Set task
Every line of the material is to be repeated exactly as it stands.

Data excerpts
----
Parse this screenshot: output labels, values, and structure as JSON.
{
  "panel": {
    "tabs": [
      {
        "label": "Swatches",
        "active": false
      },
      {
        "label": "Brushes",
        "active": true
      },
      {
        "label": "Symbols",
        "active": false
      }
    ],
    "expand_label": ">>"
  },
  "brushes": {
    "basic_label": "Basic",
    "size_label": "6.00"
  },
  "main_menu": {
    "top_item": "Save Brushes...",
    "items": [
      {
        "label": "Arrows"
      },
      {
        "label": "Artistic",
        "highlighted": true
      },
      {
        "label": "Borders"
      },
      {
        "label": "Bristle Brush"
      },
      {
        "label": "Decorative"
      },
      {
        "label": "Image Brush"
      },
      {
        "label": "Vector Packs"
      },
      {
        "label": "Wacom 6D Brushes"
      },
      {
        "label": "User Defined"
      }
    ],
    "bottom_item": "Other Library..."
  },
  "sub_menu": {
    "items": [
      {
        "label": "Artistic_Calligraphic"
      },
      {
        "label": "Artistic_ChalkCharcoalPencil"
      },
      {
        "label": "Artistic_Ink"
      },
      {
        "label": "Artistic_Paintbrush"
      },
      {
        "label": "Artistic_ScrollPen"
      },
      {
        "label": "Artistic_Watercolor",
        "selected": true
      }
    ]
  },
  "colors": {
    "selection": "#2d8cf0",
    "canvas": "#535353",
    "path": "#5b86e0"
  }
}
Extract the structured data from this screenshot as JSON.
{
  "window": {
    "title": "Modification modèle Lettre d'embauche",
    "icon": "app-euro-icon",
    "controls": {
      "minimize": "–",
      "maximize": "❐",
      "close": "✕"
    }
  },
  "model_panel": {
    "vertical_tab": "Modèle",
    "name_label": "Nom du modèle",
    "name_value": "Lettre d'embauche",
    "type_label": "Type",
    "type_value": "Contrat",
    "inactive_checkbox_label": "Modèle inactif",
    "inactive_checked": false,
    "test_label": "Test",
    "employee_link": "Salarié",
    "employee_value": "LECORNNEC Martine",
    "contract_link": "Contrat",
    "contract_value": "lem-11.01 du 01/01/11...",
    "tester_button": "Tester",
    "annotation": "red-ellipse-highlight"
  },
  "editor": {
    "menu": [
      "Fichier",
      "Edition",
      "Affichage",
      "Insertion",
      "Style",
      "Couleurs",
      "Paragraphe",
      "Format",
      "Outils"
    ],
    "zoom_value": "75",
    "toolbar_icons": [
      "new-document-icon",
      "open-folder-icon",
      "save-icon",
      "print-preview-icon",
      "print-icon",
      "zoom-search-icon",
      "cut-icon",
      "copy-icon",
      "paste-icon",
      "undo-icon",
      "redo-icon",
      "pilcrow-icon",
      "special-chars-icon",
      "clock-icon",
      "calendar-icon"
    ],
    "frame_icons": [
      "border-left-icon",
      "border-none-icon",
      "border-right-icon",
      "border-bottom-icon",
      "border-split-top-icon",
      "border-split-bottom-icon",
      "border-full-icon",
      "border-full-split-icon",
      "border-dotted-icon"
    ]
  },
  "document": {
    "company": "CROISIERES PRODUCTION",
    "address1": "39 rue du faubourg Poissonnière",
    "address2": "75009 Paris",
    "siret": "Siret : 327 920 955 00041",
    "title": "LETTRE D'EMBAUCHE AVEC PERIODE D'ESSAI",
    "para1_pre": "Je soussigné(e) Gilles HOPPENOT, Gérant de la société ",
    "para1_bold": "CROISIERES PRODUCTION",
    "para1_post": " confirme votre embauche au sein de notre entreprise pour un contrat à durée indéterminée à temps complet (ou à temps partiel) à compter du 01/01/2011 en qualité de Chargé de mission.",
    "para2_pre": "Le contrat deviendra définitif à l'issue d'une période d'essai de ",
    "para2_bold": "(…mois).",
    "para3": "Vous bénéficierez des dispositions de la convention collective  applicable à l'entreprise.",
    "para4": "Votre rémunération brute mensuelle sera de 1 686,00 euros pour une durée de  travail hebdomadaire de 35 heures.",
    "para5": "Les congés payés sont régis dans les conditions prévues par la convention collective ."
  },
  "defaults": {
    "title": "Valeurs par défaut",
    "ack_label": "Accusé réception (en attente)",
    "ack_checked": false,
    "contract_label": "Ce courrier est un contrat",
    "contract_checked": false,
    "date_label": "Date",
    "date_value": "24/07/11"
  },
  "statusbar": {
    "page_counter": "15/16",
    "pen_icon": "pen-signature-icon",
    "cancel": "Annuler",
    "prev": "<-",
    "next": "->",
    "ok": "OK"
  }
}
----
Task solution
Parse this screenshot: output labels, values, and structure as JSON.
{
  "panel": {
    "tabs": [
      {
        "label": "Swatches",
        "active": false
      },
      {
        "label": "Brushes",
        "active": true
      },
      {
        "label": "Symbols",
        "active": false
      }
    ],
    "expand_label": ">>"
  },
  "brushes": {
    "basic_label": "Basic",
    "size_label": "6.00"
  },
  "main_menu": {
    "top_item": "Save Brushes...",
    "items": [
      {
        "label": "Arrows"
      },
      {
        "label": "Artistic",
        "highlighted": true
      },
      {
        "label": "Borders"
      },
      {
        "label": "Bristle Brush"
      },
      {
        "label": "Decorative"
      },
      {
        "label": "Image Brush"
      },
      {
        "label": "Vector Packs"
      },
      {
        "label": "Wacom 6D Brushes"
      },
      {
        "label": "User Defined"
      }
    ],
    "bottom_item": "Other Library..."
  },
  "sub_menu": {
    "items": [
      {
        "label": "Artistic_Calligraphic"
      },
      {
        "label": "Artistic_ChalkCharcoalPencil"
      },
      {
        "label": "Artistic_Ink"
      },
      {
        "label": "Artistic_Paintbrush"
      },
      {
        "label": "Artistic_ScrollPen"
      },
      {
        "label": "Artistic_Watercolor",
        "selected": true
      }
    ]
  },
  "colors": {
    "selection": "#2d8cf0",
    "canvas": "#535353",
    "path": "#5b86e0"
  }
}
Extract the structured data from this screenshot as JSON.
{
  "window": {
    "title": "Modification modèle Lettre d'embauche",
    "icon": "app-euro-icon",
    "controls": {
      "minimize": "–",
      "maximize": "❐",
      "close": "✕"
    }
  },
  "model_panel": {
    "vertical_tab": "Modèle",
    "name_label": "Nom du modèle",
    "name_value": "Lettre d'embauche",
    "type_label": "Type",
    "type_value": "Contrat",
    "inactive_checkbox_label": "Modèle inactif",
    "inactive_checked": false,
    "test_label": "Test",
    "employee_link": "Salarié",
    "employee_value": "LECORNNEC Martine",
    "contract_link": "Contrat",
    "contract_value": "lem-11.01 du 01/01/11...",
    "tester_button": "Tester",
    "annotation": "red-ellipse-highlight"
  },
  "editor": {
    "menu": [
      "Fichier",
      "Edition",
      "Affichage",
      "Insertion",
      "Style",
      "Couleurs",
      "Paragraphe",
      "Format",
      "Outils"
    ],
    "zoom_value": "75",
    "toolbar_icons": [
      "new-document-icon",
      "open-folder-icon",
      "save-icon",
      "print-preview-icon",
      "print-icon",
      "zoom-search-icon",
      "cut-icon",
      "copy-icon",
      "paste-icon",
      "undo-icon",
      "redo-icon",
      "pilcrow-icon",
      "special-chars-icon",
      "clock-icon",
      "calendar-icon"
    ],
    "frame_icons": [
      "border-left-icon",
      "border-none-icon",
      "border-right-icon",
      "border-bottom-icon",
      "border-split-top-icon",
      "border-split-bottom-icon",
      "border-full-icon",
      "border-full-split-icon",
      "border-dotted-icon"
    ]
  },
  "document": {
    "company": "CROISIERES PRODUCTION",
    "address1": "39 rue du faubourg Poissonnière",
    "address2": "75009 Paris",
    "siret": "Siret : 327 920 955 00041",
    "title": "LETTRE D'EMBAUCHE AVEC PERIODE D'ESSAI",
    "para1_pre": "Je soussigné(e) Gilles HOPPENOT, Gérant de la société ",
    "para1_bold": "CROISIERES PRODUCTION",
    "para1_post": " confirme votre embauche au sein de notre entreprise pour un contrat à durée indéterminée à temps complet (ou à temps partiel) à compter du 01/01/2011 en qualité de Chargé de mission.",
    "para2_pre": "Le contrat deviendra définitif à l'issue d'une période d'essai de ",
    "para2_bold": "(…mois).",
    "para3": "Vous bénéficierez des dispositions de la convention collective  applicable à l'entreprise.",
    "para4": "Votre rémunération brute mensuelle sera de 1 686,00 euros pour une durée de  travail hebdomadaire de 35 heures.",
    "para5": "Les congés payés sont régis dans les conditions prévues par la convention collective ."
  },
  "defaults": {
    "title": "Valeurs par défaut",
    "ack_label": "Accusé réception (en attente)",
    "ack_checked": false,
    "contract_label": "Ce courrier est un contrat",
    "contract_checked": false,
    "date_label": "Date",
    "date_value": "24/07/11"
  },
  "statusbar": {
    "page_counter": "15/16",
    "pen_icon": "pen-signature-icon",
    "cancel": "Annuler",
    "prev": "<-",
    "next": "->",
    "ok": "OK"
  }
}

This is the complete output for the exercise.